* [Brief] List every line in this data where the string "informal" occurs.

-- start --

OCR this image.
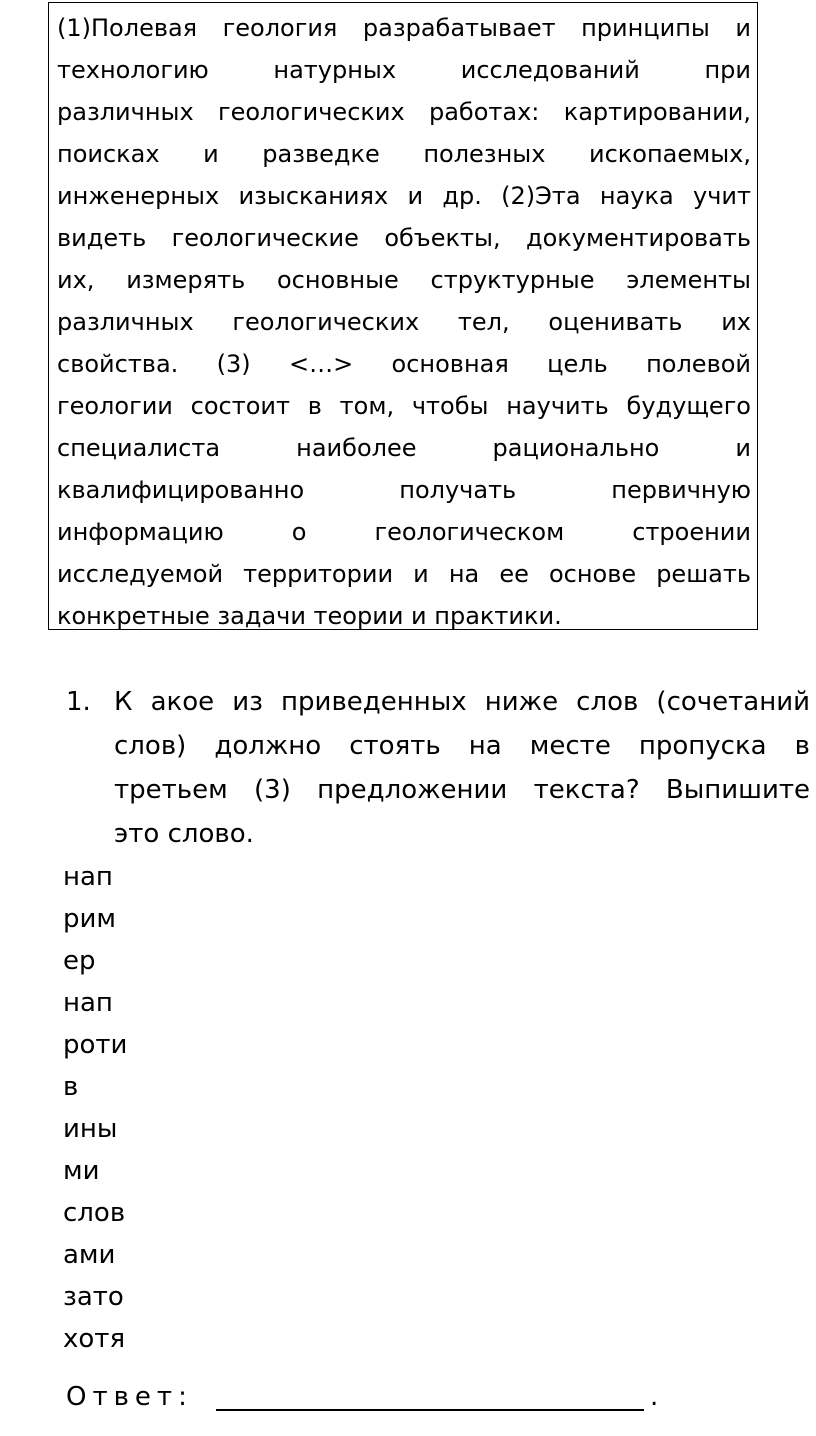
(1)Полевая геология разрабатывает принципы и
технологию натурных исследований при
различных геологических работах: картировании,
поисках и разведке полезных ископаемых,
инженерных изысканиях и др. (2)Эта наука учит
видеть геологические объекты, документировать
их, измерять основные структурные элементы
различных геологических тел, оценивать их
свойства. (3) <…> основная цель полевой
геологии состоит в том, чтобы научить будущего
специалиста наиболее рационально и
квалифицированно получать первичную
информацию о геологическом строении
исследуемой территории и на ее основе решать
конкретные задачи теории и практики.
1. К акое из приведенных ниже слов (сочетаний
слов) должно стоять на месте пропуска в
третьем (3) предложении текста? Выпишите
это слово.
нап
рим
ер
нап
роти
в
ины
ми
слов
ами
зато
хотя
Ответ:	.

-- end --
-- start --

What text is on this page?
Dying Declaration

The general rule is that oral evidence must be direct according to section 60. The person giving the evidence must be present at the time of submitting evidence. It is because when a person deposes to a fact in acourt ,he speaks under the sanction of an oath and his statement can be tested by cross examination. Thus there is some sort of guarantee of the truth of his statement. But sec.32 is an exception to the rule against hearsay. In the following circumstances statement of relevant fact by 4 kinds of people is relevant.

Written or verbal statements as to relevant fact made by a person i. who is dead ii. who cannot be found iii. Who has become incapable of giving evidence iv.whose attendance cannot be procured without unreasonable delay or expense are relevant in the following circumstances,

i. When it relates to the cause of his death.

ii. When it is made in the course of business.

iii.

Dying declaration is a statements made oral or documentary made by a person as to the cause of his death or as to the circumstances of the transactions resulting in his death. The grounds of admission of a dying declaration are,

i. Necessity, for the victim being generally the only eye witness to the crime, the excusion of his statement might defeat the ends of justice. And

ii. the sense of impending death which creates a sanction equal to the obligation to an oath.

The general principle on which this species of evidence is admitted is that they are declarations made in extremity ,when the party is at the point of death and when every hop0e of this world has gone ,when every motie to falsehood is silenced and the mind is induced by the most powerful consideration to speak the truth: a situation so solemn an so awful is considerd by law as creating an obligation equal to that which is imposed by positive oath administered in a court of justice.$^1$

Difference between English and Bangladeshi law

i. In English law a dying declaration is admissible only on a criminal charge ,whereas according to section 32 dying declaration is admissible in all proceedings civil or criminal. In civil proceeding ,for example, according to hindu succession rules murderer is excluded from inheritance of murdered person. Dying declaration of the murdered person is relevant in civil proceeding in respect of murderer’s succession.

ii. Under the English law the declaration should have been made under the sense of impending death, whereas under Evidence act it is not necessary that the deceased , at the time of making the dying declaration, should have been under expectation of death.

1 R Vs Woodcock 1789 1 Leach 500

-- end --
-- start --

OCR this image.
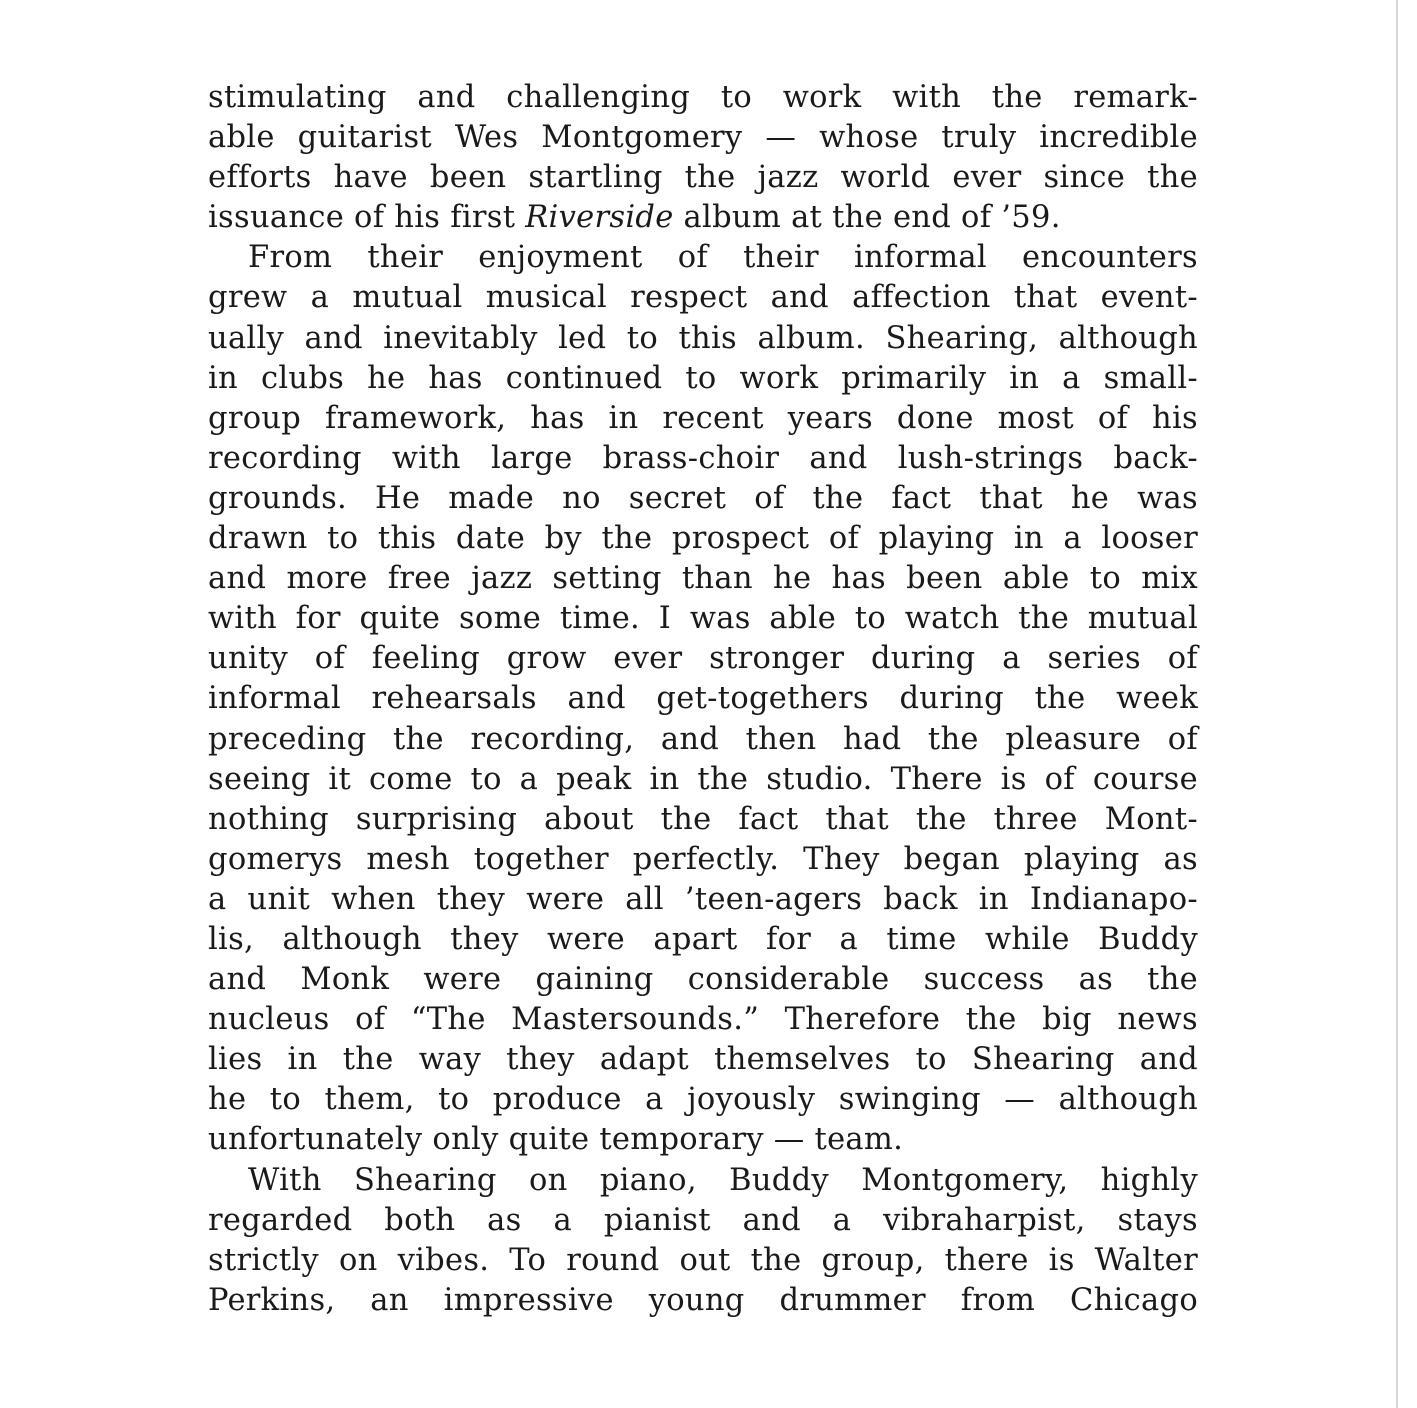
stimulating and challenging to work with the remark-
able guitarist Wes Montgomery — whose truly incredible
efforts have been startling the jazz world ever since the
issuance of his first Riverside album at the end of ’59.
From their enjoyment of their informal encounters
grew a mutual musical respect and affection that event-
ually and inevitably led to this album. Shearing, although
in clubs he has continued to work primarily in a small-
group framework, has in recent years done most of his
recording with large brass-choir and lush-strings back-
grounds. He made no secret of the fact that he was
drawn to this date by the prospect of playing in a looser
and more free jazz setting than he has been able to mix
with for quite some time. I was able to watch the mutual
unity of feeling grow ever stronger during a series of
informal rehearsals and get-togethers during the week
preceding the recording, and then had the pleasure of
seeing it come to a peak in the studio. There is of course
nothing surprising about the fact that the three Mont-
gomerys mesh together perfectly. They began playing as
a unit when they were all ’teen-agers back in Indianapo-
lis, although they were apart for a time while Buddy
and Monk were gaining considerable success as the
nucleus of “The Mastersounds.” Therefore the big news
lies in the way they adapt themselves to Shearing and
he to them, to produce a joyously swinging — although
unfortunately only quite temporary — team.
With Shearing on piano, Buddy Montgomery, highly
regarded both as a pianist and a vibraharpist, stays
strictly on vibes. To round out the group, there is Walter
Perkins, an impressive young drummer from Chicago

-- end --

* [Solution for this task]
From their enjoyment of their informal encounters
informal rehearsals and get-togethers during the week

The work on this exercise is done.